◆ **GOAL**
Output the records exactly as they appear, with no pictures included.

Dataset records
********

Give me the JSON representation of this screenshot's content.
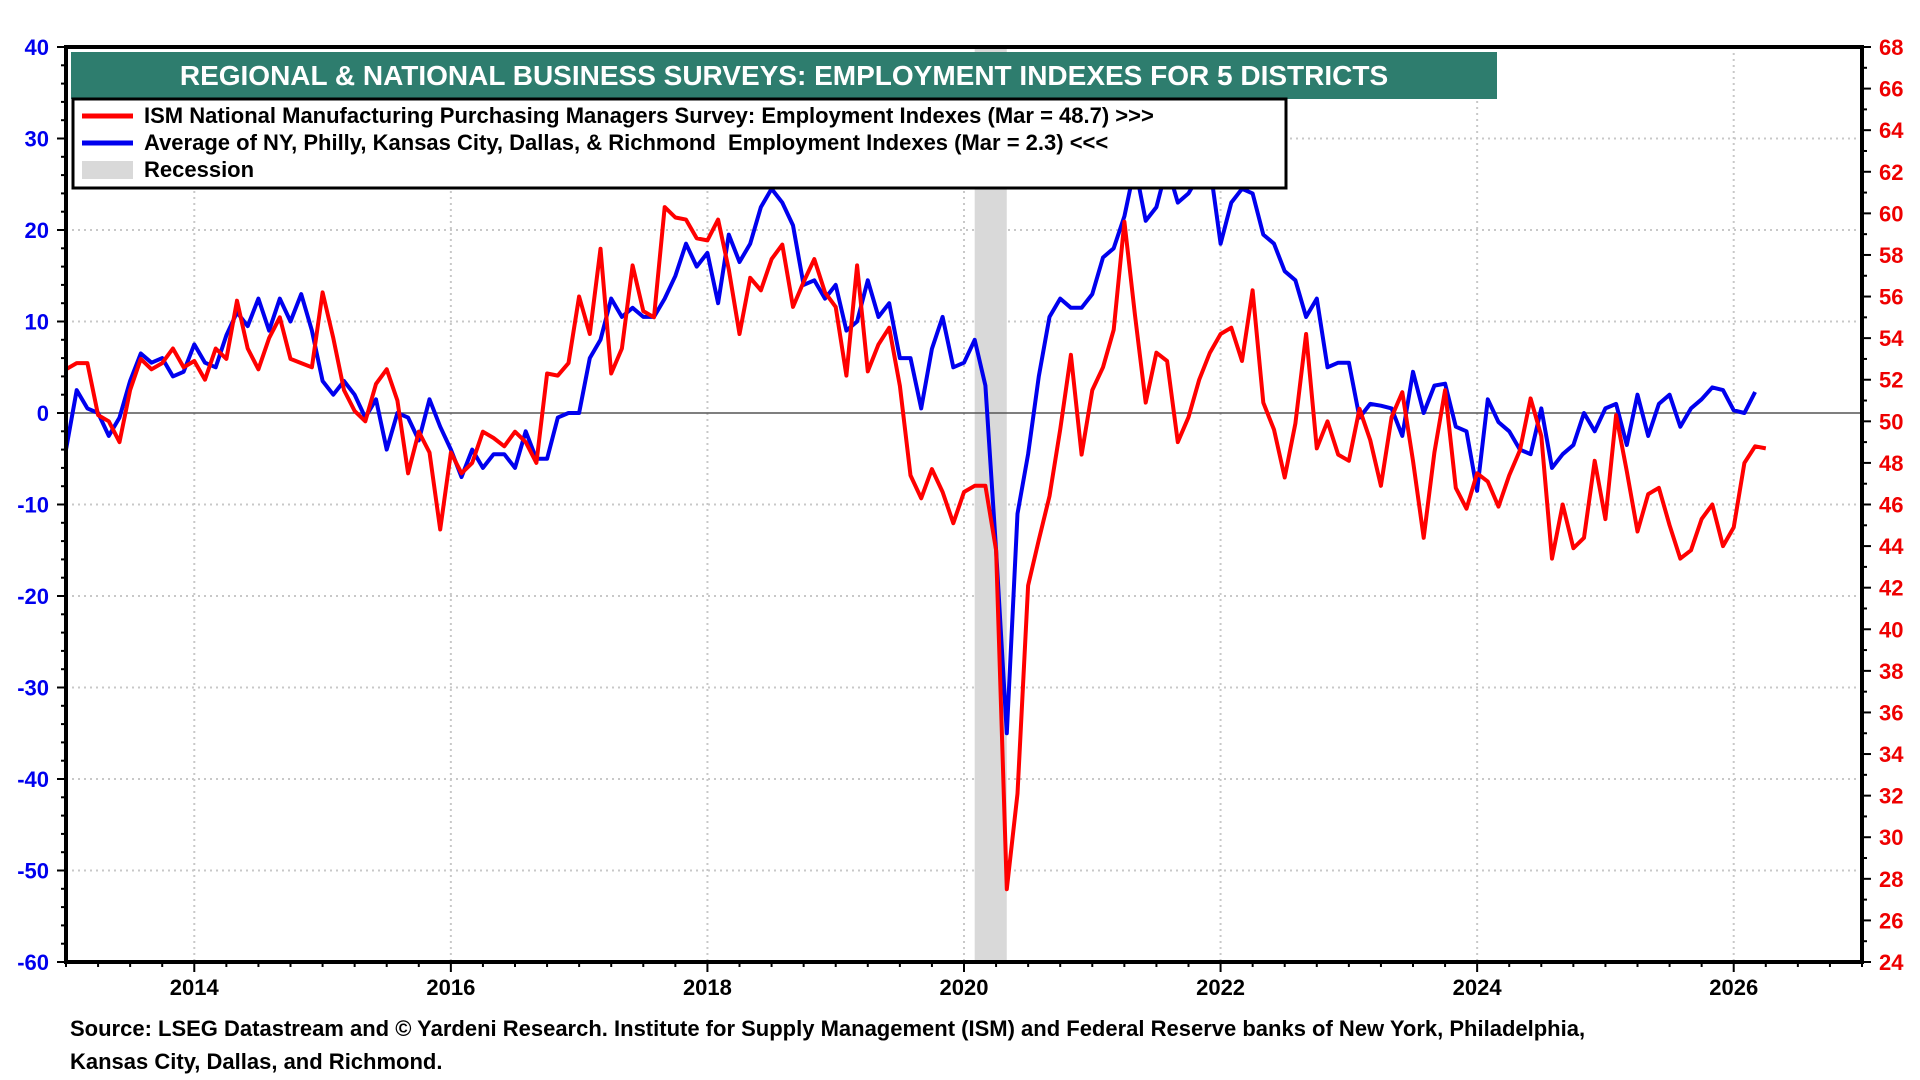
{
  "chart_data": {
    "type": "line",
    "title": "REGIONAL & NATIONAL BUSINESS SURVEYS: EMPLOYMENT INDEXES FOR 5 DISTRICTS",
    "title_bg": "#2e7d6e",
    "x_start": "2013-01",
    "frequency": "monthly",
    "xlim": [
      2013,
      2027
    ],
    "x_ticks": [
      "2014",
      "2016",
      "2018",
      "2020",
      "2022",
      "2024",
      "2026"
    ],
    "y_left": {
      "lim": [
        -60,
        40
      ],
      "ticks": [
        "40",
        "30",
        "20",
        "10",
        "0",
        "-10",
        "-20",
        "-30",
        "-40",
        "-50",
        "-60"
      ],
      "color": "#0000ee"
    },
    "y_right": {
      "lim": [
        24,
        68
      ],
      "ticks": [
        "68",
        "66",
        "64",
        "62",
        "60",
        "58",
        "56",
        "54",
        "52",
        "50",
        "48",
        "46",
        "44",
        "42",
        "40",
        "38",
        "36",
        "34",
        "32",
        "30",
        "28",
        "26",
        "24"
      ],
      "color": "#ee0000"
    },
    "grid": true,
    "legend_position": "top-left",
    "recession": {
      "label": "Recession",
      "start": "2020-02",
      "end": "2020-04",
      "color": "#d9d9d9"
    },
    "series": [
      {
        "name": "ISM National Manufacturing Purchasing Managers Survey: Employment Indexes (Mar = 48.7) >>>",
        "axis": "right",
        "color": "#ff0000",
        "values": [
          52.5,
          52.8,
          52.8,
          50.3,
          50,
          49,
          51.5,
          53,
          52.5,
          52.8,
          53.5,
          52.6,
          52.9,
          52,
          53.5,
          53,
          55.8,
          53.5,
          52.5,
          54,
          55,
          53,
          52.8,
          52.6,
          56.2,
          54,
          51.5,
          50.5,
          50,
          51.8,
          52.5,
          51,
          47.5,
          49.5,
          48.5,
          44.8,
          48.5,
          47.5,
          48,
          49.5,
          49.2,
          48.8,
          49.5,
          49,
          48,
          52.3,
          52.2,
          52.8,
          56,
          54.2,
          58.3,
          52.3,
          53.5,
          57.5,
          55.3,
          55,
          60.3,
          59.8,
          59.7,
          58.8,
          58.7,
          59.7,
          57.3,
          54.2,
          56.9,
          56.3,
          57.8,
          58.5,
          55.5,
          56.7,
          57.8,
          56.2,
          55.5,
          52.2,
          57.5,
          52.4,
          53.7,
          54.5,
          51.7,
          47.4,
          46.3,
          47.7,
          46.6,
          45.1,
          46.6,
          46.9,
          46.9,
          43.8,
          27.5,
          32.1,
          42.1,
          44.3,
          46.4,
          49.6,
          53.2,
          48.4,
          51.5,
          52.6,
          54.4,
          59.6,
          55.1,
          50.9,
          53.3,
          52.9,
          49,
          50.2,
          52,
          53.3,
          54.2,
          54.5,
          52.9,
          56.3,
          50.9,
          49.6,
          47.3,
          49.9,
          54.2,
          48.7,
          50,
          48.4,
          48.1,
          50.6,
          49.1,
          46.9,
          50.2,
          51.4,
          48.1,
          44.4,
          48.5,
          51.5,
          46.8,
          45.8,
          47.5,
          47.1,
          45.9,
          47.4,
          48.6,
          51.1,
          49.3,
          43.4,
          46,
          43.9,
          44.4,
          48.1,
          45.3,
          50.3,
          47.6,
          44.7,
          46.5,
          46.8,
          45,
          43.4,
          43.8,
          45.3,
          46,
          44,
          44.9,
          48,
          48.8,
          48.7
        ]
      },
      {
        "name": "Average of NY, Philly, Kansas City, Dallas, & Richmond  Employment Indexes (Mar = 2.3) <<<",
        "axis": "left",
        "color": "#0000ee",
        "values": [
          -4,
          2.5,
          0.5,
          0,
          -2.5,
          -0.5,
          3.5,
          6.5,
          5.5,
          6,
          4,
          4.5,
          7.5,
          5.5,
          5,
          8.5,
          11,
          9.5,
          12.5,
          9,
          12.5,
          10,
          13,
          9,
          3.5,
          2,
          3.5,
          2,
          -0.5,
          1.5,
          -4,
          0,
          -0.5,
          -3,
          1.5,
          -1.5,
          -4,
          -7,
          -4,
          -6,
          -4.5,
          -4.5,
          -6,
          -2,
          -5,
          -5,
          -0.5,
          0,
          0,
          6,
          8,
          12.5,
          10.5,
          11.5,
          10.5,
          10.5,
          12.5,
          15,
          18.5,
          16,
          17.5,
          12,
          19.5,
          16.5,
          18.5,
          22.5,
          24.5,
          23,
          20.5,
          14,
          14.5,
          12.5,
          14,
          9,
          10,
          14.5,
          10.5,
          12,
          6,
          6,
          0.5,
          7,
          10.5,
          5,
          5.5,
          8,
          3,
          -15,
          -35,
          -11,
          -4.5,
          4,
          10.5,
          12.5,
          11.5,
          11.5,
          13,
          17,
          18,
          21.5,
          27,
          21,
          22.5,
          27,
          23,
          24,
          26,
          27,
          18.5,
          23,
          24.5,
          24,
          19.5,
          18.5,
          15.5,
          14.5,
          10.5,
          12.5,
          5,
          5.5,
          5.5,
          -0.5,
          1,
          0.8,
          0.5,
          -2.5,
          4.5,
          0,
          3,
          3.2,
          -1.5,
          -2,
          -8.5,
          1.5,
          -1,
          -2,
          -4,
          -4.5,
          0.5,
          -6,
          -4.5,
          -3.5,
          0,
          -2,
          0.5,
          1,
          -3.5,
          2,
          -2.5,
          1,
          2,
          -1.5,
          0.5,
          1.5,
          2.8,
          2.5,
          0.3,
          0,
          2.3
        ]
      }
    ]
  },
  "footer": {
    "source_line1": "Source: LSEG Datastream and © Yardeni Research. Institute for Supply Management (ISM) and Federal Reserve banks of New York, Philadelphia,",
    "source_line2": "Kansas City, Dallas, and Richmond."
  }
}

********

◆ **REPLY**
Give me the JSON representation of this screenshot's content.
{
  "chart_data": {
    "type": "line",
    "title": "REGIONAL & NATIONAL BUSINESS SURVEYS: EMPLOYMENT INDEXES FOR 5 DISTRICTS",
    "title_bg": "#2e7d6e",
    "x_start": "2013-01",
    "frequency": "monthly",
    "xlim": [
      2013,
      2027
    ],
    "x_ticks": [
      "2014",
      "2016",
      "2018",
      "2020",
      "2022",
      "2024",
      "2026"
    ],
    "y_left": {
      "lim": [
        -60,
        40
      ],
      "ticks": [
        "40",
        "30",
        "20",
        "10",
        "0",
        "-10",
        "-20",
        "-30",
        "-40",
        "-50",
        "-60"
      ],
      "color": "#0000ee"
    },
    "y_right": {
      "lim": [
        24,
        68
      ],
      "ticks": [
        "68",
        "66",
        "64",
        "62",
        "60",
        "58",
        "56",
        "54",
        "52",
        "50",
        "48",
        "46",
        "44",
        "42",
        "40",
        "38",
        "36",
        "34",
        "32",
        "30",
        "28",
        "26",
        "24"
      ],
      "color": "#ee0000"
    },
    "grid": true,
    "legend_position": "top-left",
    "recession": {
      "label": "Recession",
      "start": "2020-02",
      "end": "2020-04",
      "color": "#d9d9d9"
    },
    "series": [
      {
        "name": "ISM National Manufacturing Purchasing Managers Survey: Employment Indexes (Mar = 48.7) >>>",
        "axis": "right",
        "color": "#ff0000",
        "values": [
          52.5,
          52.8,
          52.8,
          50.3,
          50,
          49,
          51.5,
          53,
          52.5,
          52.8,
          53.5,
          52.6,
          52.9,
          52,
          53.5,
          53,
          55.8,
          53.5,
          52.5,
          54,
          55,
          53,
          52.8,
          52.6,
          56.2,
          54,
          51.5,
          50.5,
          50,
          51.8,
          52.5,
          51,
          47.5,
          49.5,
          48.5,
          44.8,
          48.5,
          47.5,
          48,
          49.5,
          49.2,
          48.8,
          49.5,
          49,
          48,
          52.3,
          52.2,
          52.8,
          56,
          54.2,
          58.3,
          52.3,
          53.5,
          57.5,
          55.3,
          55,
          60.3,
          59.8,
          59.7,
          58.8,
          58.7,
          59.7,
          57.3,
          54.2,
          56.9,
          56.3,
          57.8,
          58.5,
          55.5,
          56.7,
          57.8,
          56.2,
          55.5,
          52.2,
          57.5,
          52.4,
          53.7,
          54.5,
          51.7,
          47.4,
          46.3,
          47.7,
          46.6,
          45.1,
          46.6,
          46.9,
          46.9,
          43.8,
          27.5,
          32.1,
          42.1,
          44.3,
          46.4,
          49.6,
          53.2,
          48.4,
          51.5,
          52.6,
          54.4,
          59.6,
          55.1,
          50.9,
          53.3,
          52.9,
          49,
          50.2,
          52,
          53.3,
          54.2,
          54.5,
          52.9,
          56.3,
          50.9,
          49.6,
          47.3,
          49.9,
          54.2,
          48.7,
          50,
          48.4,
          48.1,
          50.6,
          49.1,
          46.9,
          50.2,
          51.4,
          48.1,
          44.4,
          48.5,
          51.5,
          46.8,
          45.8,
          47.5,
          47.1,
          45.9,
          47.4,
          48.6,
          51.1,
          49.3,
          43.4,
          46,
          43.9,
          44.4,
          48.1,
          45.3,
          50.3,
          47.6,
          44.7,
          46.5,
          46.8,
          45,
          43.4,
          43.8,
          45.3,
          46,
          44,
          44.9,
          48,
          48.8,
          48.7
        ]
      },
      {
        "name": "Average of NY, Philly, Kansas City, Dallas, & Richmond  Employment Indexes (Mar = 2.3) <<<",
        "axis": "left",
        "color": "#0000ee",
        "values": [
          -4,
          2.5,
          0.5,
          0,
          -2.5,
          -0.5,
          3.5,
          6.5,
          5.5,
          6,
          4,
          4.5,
          7.5,
          5.5,
          5,
          8.5,
          11,
          9.5,
          12.5,
          9,
          12.5,
          10,
          13,
          9,
          3.5,
          2,
          3.5,
          2,
          -0.5,
          1.5,
          -4,
          0,
          -0.5,
          -3,
          1.5,
          -1.5,
          -4,
          -7,
          -4,
          -6,
          -4.5,
          -4.5,
          -6,
          -2,
          -5,
          -5,
          -0.5,
          0,
          0,
          6,
          8,
          12.5,
          10.5,
          11.5,
          10.5,
          10.5,
          12.5,
          15,
          18.5,
          16,
          17.5,
          12,
          19.5,
          16.5,
          18.5,
          22.5,
          24.5,
          23,
          20.5,
          14,
          14.5,
          12.5,
          14,
          9,
          10,
          14.5,
          10.5,
          12,
          6,
          6,
          0.5,
          7,
          10.5,
          5,
          5.5,
          8,
          3,
          -15,
          -35,
          -11,
          -4.5,
          4,
          10.5,
          12.5,
          11.5,
          11.5,
          13,
          17,
          18,
          21.5,
          27,
          21,
          22.5,
          27,
          23,
          24,
          26,
          27,
          18.5,
          23,
          24.5,
          24,
          19.5,
          18.5,
          15.5,
          14.5,
          10.5,
          12.5,
          5,
          5.5,
          5.5,
          -0.5,
          1,
          0.8,
          0.5,
          -2.5,
          4.5,
          0,
          3,
          3.2,
          -1.5,
          -2,
          -8.5,
          1.5,
          -1,
          -2,
          -4,
          -4.5,
          0.5,
          -6,
          -4.5,
          -3.5,
          0,
          -2,
          0.5,
          1,
          -3.5,
          2,
          -2.5,
          1,
          2,
          -1.5,
          0.5,
          1.5,
          2.8,
          2.5,
          0.3,
          0,
          2.3
        ]
      }
    ]
  },
  "footer": {
    "source_line1": "Source: LSEG Datastream and © Yardeni Research. Institute for Supply Management (ISM) and Federal Reserve banks of New York, Philadelphia,",
    "source_line2": "Kansas City, Dallas, and Richmond."
  }
}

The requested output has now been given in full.